Extract provided:
__________
Simojovel is a municipality in the Mexican state of Chiapas in southern Mexico.

As of 2010, the municipality had a total population of 40,297, up from 31,615 as of 2005. It covers an area of 446.99 km^{2}.

The municipality had 145 localities, the largest of which (with 2010 populations in parentheses) were: Simojovel de Allende (10,762), the municipal seat classified as urban, and Pueblo Nuevo Sitala (2,437), La Pimienta (1,755), El Jardín (1,626), La Ceiba (1,275), Las Maravillas (1,204), and Constitución (1,103), classified as rural.

==Climate==

Climate data for Simojovel (1991–2020)
__________
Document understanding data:
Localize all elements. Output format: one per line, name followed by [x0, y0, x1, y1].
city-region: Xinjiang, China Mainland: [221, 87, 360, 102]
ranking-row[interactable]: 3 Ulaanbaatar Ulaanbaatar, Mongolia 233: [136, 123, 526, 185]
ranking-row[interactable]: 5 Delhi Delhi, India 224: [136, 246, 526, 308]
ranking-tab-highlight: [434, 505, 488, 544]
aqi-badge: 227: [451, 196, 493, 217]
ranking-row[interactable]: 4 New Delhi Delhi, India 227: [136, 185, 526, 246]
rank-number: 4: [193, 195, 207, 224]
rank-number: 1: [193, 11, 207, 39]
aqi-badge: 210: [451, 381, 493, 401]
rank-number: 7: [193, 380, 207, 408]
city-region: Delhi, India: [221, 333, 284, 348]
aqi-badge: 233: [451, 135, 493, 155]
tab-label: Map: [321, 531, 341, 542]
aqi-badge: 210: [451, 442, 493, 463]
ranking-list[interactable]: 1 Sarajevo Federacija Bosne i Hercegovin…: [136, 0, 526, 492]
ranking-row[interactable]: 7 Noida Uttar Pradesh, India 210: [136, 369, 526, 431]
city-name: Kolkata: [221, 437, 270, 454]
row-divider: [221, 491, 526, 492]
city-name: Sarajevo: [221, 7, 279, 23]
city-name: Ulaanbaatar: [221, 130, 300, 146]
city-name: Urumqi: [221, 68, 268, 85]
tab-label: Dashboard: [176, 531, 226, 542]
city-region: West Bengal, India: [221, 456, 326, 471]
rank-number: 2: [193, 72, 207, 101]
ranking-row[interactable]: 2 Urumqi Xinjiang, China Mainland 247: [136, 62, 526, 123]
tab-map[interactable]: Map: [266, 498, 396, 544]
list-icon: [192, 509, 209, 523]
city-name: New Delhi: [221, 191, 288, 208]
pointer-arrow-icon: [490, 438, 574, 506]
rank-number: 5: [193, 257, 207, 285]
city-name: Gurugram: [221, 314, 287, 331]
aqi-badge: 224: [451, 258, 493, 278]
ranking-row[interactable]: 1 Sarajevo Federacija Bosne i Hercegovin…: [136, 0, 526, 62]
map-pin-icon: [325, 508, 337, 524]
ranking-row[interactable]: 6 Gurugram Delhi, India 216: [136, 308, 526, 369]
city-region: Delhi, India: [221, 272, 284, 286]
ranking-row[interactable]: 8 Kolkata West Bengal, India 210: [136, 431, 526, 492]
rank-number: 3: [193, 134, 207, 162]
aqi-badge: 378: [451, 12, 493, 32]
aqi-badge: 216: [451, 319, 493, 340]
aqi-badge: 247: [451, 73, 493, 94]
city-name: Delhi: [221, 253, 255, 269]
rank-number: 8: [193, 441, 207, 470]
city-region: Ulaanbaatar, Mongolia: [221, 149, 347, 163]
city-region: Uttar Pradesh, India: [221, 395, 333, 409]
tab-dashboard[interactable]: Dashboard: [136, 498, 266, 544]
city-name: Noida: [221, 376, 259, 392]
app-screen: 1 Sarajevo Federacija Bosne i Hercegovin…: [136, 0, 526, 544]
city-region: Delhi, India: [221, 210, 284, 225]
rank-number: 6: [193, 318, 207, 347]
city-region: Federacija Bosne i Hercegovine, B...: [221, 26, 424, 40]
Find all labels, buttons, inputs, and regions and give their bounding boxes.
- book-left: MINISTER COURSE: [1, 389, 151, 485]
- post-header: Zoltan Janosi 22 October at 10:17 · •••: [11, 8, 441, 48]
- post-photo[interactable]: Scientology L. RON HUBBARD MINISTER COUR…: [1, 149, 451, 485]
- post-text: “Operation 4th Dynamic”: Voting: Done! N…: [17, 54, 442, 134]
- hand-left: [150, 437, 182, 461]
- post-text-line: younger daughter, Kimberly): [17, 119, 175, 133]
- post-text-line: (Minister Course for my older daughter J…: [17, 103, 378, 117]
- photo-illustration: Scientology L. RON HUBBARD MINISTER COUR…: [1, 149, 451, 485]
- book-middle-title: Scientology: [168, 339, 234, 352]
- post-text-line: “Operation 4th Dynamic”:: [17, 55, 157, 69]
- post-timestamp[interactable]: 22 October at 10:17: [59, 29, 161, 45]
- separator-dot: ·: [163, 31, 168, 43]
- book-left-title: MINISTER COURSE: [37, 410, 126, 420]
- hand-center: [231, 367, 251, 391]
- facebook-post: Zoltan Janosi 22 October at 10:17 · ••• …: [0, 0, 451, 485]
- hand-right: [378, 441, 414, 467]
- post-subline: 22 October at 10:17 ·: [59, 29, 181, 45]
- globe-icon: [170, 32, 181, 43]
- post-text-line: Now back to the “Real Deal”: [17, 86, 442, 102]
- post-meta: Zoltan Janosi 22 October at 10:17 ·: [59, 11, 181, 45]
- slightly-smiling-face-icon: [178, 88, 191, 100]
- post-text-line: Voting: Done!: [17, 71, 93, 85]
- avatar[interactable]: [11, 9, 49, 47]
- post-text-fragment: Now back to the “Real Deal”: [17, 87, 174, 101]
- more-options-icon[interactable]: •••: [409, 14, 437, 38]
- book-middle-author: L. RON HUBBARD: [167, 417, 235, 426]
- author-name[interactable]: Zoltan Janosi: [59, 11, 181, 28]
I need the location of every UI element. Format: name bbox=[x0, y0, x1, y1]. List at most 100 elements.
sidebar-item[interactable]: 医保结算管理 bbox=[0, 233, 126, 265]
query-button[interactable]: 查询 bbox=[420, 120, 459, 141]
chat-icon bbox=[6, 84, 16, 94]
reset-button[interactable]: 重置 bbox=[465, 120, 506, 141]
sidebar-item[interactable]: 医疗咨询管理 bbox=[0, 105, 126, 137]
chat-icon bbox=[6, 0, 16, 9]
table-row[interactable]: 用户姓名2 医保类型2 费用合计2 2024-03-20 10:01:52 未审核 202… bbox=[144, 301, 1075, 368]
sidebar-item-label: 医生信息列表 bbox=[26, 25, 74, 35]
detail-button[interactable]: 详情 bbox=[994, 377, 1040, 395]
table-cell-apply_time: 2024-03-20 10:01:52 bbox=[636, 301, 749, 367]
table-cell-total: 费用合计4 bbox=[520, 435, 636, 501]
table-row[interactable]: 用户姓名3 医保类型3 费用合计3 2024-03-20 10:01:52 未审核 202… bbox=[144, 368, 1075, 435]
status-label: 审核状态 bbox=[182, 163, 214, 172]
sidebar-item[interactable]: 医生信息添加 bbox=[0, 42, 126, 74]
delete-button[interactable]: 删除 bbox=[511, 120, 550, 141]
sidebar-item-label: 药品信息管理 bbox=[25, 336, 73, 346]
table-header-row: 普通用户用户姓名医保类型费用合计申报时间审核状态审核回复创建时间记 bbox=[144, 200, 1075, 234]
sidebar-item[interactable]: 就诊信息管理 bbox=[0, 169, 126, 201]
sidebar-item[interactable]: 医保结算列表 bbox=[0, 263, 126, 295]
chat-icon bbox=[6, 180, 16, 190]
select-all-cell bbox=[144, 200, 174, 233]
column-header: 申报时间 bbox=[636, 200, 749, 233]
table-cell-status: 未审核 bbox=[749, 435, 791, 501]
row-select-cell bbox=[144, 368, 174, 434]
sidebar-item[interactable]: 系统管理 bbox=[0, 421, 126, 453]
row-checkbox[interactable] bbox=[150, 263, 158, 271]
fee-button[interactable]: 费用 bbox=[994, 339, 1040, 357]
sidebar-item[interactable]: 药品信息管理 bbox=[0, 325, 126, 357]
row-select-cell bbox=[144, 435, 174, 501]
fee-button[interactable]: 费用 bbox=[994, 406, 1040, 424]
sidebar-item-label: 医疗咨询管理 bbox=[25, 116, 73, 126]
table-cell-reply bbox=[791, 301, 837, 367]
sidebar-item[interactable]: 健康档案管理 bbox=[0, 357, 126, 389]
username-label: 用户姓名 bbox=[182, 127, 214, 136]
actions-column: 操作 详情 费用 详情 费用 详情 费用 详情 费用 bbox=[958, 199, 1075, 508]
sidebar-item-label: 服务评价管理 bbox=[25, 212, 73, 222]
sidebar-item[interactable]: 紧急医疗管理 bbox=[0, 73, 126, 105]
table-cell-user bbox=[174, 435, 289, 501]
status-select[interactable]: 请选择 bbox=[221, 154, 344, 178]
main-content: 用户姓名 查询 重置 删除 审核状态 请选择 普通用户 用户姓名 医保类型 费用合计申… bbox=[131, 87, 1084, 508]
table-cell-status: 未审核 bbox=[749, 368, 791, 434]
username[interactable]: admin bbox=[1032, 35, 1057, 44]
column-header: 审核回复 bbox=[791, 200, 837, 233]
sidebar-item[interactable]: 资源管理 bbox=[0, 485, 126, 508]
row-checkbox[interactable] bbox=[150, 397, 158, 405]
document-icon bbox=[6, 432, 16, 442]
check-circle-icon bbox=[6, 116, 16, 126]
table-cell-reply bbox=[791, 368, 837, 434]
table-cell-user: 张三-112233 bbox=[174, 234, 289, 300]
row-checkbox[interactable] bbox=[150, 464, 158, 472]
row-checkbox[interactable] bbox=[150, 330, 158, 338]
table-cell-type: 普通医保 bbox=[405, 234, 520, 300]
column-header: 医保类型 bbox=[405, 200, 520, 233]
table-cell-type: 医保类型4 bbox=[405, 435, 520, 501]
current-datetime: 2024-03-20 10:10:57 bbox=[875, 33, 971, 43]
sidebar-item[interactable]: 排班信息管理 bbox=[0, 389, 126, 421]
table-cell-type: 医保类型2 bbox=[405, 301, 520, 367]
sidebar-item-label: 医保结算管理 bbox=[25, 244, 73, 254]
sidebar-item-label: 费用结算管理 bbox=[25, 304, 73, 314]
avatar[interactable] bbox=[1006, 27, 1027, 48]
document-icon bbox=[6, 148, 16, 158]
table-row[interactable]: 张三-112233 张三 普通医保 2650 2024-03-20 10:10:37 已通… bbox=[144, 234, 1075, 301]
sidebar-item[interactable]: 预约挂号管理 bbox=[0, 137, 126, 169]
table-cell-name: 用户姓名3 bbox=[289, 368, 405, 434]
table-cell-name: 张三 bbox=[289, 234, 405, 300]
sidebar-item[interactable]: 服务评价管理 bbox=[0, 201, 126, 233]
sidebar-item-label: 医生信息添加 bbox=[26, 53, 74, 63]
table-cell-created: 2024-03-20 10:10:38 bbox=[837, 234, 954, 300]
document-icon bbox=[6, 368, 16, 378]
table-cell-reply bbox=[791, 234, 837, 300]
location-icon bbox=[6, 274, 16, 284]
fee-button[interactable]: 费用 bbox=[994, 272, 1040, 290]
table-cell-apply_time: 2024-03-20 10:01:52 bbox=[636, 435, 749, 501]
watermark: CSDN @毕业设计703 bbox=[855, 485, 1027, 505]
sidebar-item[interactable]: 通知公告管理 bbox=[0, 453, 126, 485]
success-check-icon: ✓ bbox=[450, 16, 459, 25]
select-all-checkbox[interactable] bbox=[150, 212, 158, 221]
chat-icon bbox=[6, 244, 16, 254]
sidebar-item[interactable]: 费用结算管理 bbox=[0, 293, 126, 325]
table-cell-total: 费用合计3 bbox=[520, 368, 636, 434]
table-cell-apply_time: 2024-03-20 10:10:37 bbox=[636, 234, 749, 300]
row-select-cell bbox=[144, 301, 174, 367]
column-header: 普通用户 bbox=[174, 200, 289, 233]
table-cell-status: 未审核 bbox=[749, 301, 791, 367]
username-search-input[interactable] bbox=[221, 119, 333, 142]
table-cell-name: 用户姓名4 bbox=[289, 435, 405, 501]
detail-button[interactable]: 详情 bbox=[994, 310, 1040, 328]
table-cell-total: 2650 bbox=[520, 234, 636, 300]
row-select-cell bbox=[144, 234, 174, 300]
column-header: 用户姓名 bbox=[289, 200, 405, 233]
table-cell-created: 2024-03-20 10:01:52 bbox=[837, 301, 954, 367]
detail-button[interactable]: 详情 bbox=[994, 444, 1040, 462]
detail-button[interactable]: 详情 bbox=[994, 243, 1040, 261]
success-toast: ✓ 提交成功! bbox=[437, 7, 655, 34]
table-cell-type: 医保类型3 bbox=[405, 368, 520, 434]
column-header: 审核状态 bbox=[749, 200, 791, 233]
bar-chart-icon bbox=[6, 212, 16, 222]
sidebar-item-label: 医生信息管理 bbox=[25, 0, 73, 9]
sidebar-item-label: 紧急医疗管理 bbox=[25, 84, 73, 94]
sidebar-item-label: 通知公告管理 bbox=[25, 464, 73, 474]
__________
Aim of the exercise: In the text about Simojovel, duplicate the stretch from "Simojovel is a" through "classified as rural.".

Task response:
Simojovel is a municipality in the Mexican state of Chiapas in southern Mexico.

As of 2010, the municipality had a total population of 40,297, up from 31,615 as of 2005. It covers an area of 446.99 km^{2}.

The municipality had 145 localities, the largest of which (with 2010 populations in parentheses) were: Simojovel de Allende (10,762), the municipal seat classified as urban, and Pueblo Nuevo Sitala (2,437), La Pimienta (1,755), El Jardín (1,626), La Ceiba (1,275), Las Maravillas (1,204), and Constitución (1,103), classified as rural.